### Information supplied
>>

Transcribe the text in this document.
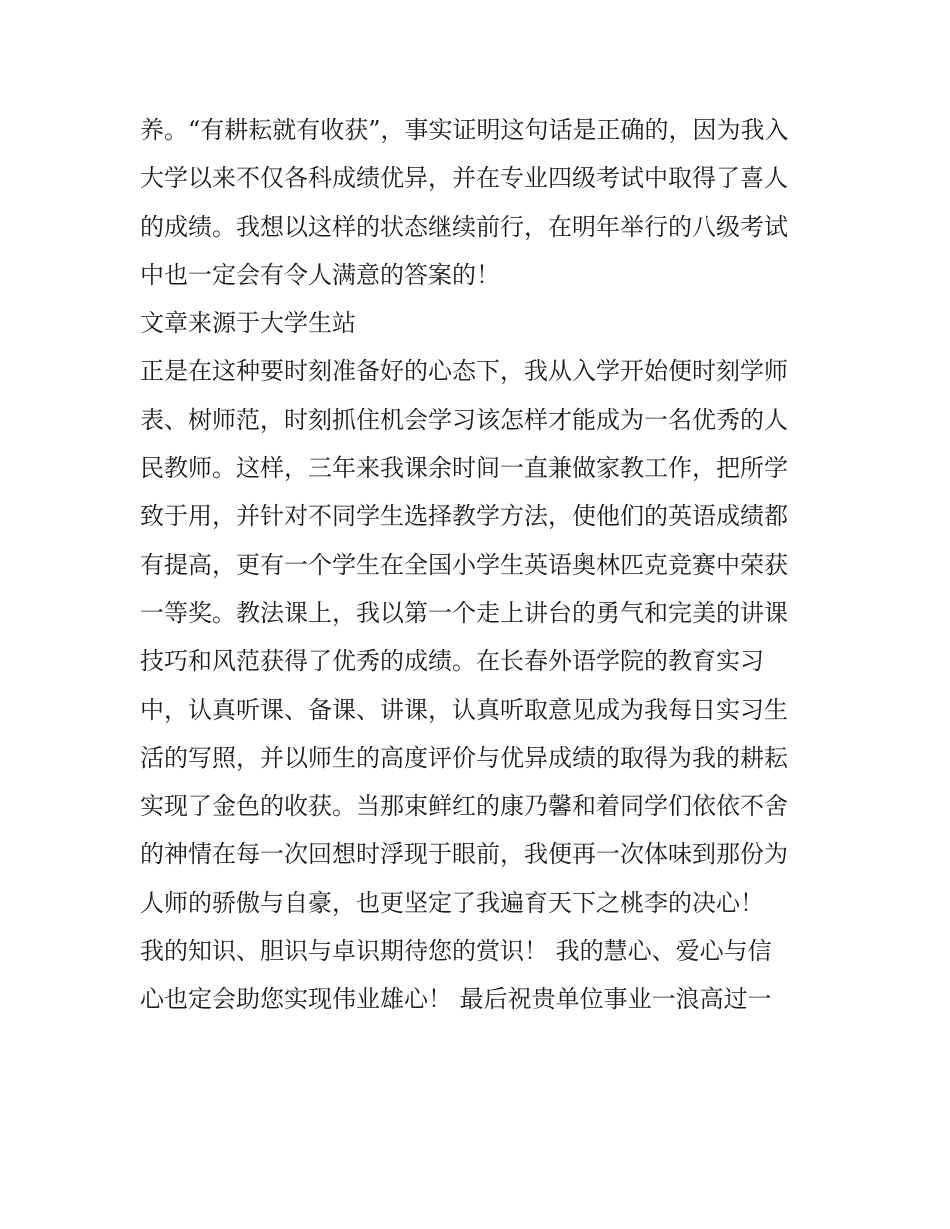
养。“有耕耘就有收获”，事实证明这句话是正确的，因为我入
大学以来不仅各科成绩优异，并在专业四级考试中取得了喜人
的成绩。我想以这样的状态继续前行，在明年举行的八级考试
中也一定会有令人满意的答案的！
文章来源于大学生站
正是在这种要时刻准备好的心态下，我从入学开始便时刻学师
表、树师范，时刻抓住机会学习该怎样才能成为一名优秀的人
民教师。这样，三年来我课余时间一直兼做家教工作，把所学
致于用，并针对不同学生选择教学方法，使他们的英语成绩都
有提高，更有一个学生在全国小学生英语奥林匹克竞赛中荣获
一等奖。教法课上，我以第一个走上讲台的勇气和完美的讲课
技巧和风范获得了优秀的成绩。在长春外语学院的教育实习
中，认真听课、备课、讲课，认真听取意见成为我每日实习生
活的写照，并以师生的高度评价与优异成绩的取得为我的耕耘
实现了金色的收获。当那束鲜红的康乃馨和着同学们依依不舍
的神情在每一次回想时浮现于眼前，我便再一次体味到那份为
人师的骄傲与自豪，也更坚定了我遍育天下之桃李的决心！
我的知识、胆识与卓识期待您的赏识！ 我的慧心、爱心与信
心也定会助您实现伟业雄心！ 最后祝贵单位事业一浪高过一
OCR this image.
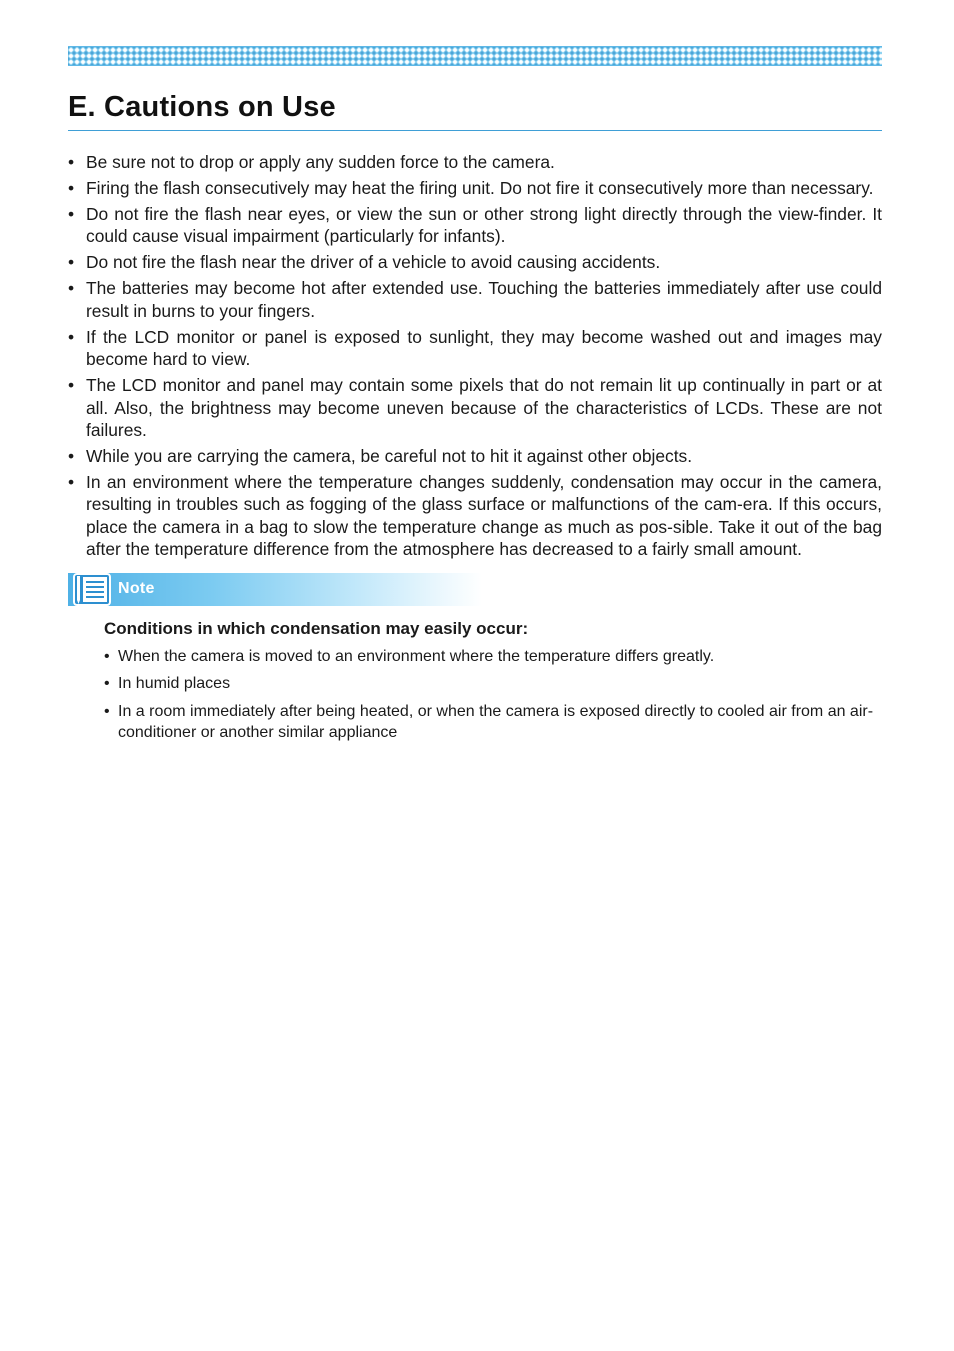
E. Cautions on Use
• Be sure not to drop or apply any sudden force to the camera.
• Firing the flash consecutively may heat the firing unit. Do not fire it consecutively more than necessary.
• Do not fire the flash near eyes, or view the sun or other strong light directly through the view-finder. It could cause visual impairment (particularly for infants).
• Do not fire the flash near the driver of a vehicle to avoid causing accidents.
• The batteries may become hot after extended use. Touching the batteries immediately after use could result in burns to your fingers.
• If the LCD monitor or panel is exposed to sunlight, they may become washed out and images may become hard to view.
• The LCD monitor and panel may contain some pixels that do not remain lit up continually in part or at all. Also, the brightness may become uneven because of the characteristics of LCDs. These are not failures.
• While you are carrying the camera, be careful not to hit it against other objects.
• In an environment where the temperature changes suddenly, condensation may occur in the camera, resulting in troubles such as fogging of the glass surface or malfunctions of the cam-era. If this occurs, place the camera in a bag to slow the temperature change as much as pos-sible. Take it out of the bag after the temperature difference from the atmosphere has decreased to a fairly small amount.
Note

Conditions in which condensation may easily occur:

• When the camera is moved to an environment where the temperature differs greatly.
• In humid places
• In a room immediately after being heated, or when the camera is exposed directly to cooled air from an air-conditioner or another similar appliance
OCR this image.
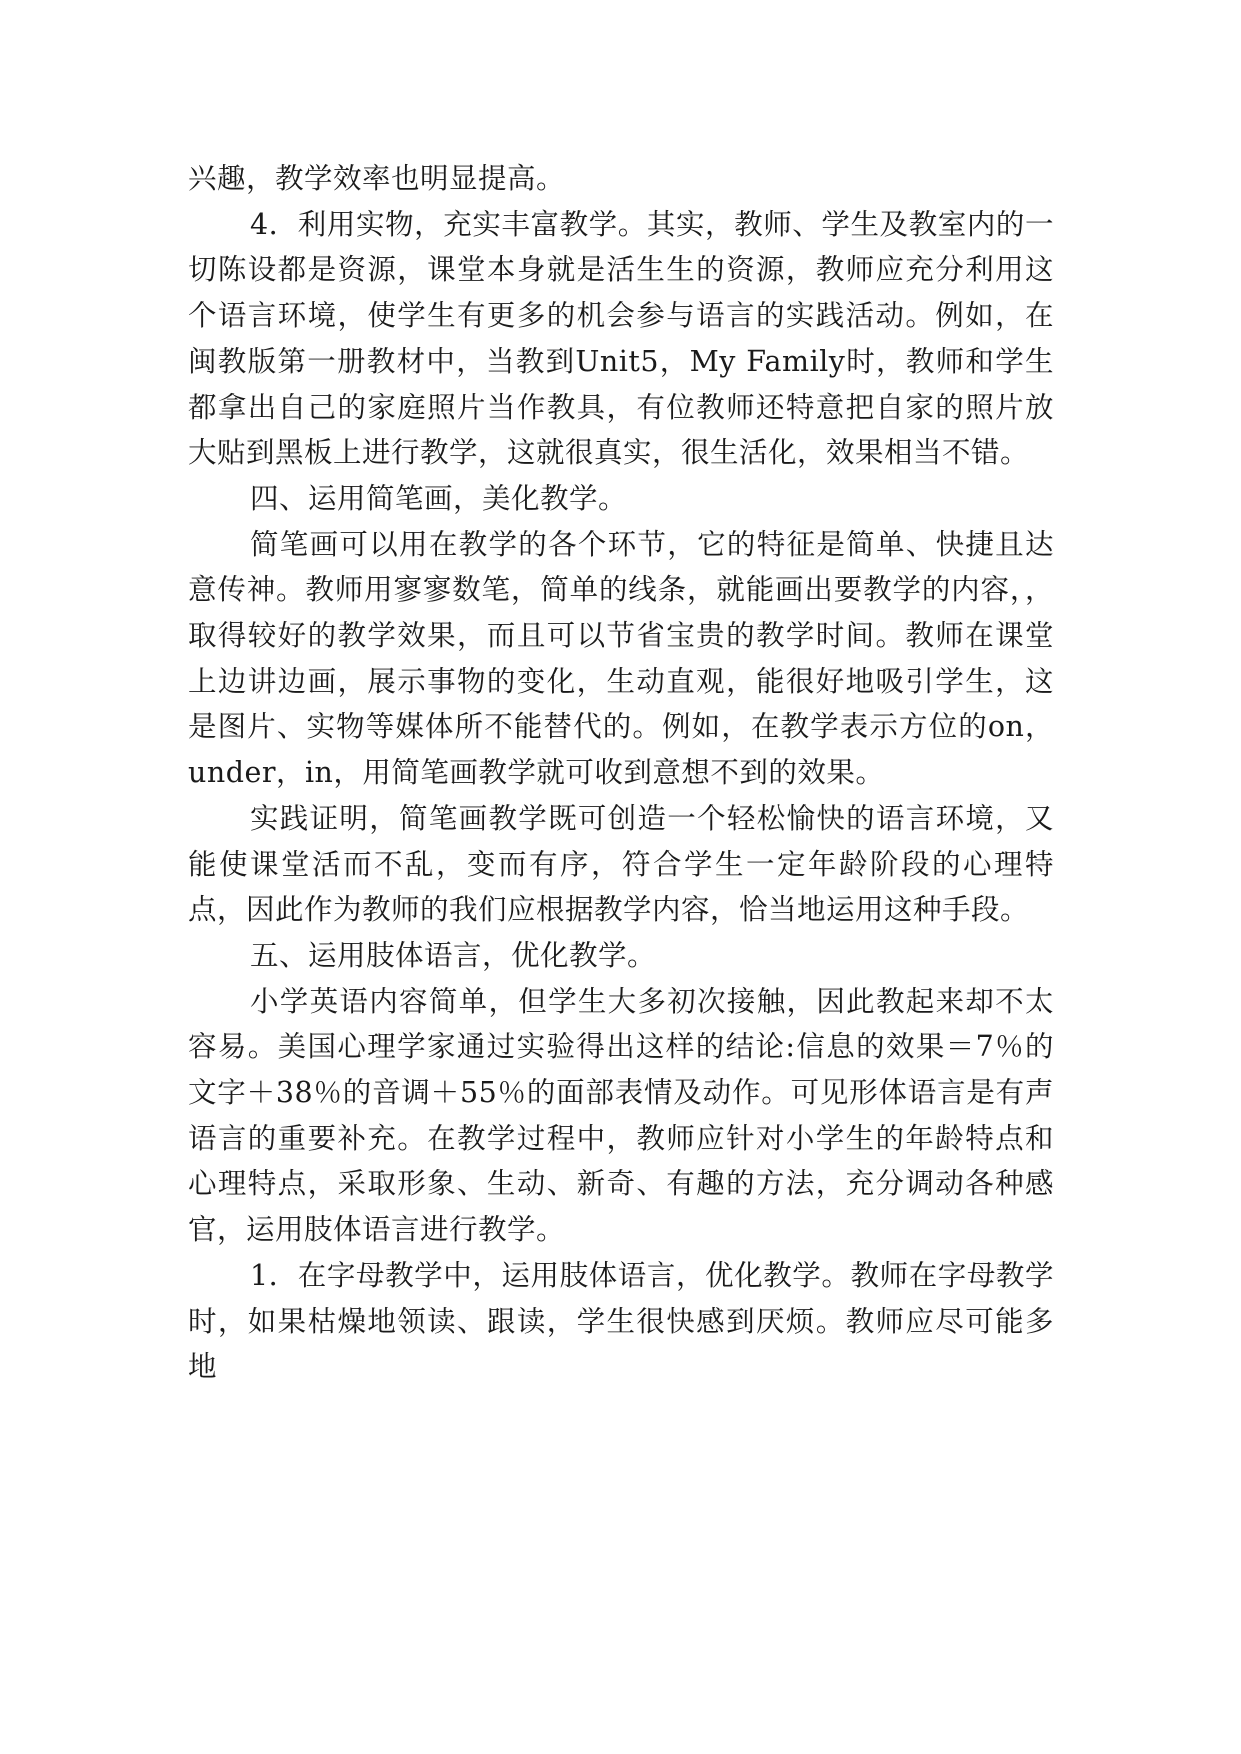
兴趣，教学效率也明显提高。

4．利用实物，充实丰富教学。其实，教师、学生及教室内的一切陈设都是资源，课堂本身就是活生生的资源，教师应充分利用这个语言环境，使学生有更多的机会参与语言的实践活动。例如，在闽教版第一册教材中，当教到Unit5，My Family时，教师和学生都拿出自己的家庭照片当作教具，有位教师还特意把自家的照片放大贴到黑板上进行教学，这就很真实，很生活化，效果相当不错。

四、运用简笔画，美化教学。

简笔画可以用在教学的各个环节，它的特征是简单、快捷且达意传神。教师用寥寥数笔，简单的线条，就能画出要教学的内容，，取得较好的教学效果，而且可以节省宝贵的教学时间。教师在课堂上边讲边画，展示事物的变化，生动直观，能很好地吸引学生，这是图片、实物等媒体所不能替代的。例如，在教学表示方位的on，under，in，用简笔画教学就可收到意想不到的效果。

实践证明，简笔画教学既可创造一个轻松愉快的语言环境，又能使课堂活而不乱，变而有序，符合学生一定年龄阶段的心理特点，因此作为教师的我们应根据教学内容，恰当地运用这种手段。

五、运用肢体语言，优化教学。

小学英语内容简单，但学生大多初次接触，因此教起来却不太容易。美国心理学家通过实验得出这样的结论:信息的效果＝7％的文字＋38％的音调＋55％的面部表情及动作。可见形体语言是有声语言的重要补充。在教学过程中，教师应针对小学生的年龄特点和心理特点，采取形象、生动、新奇、有趣的方法，充分调动各种感官，运用肢体语言进行教学。

1．在字母教学中，运用肢体语言，优化教学。教师在字母教学时，如果枯燥地领读、跟读，学生很快感到厌烦。教师应尽可能多地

<<

### Written instruction
From the records above, how many lines include the word "where"? Only the number is wanted.

### Reply
2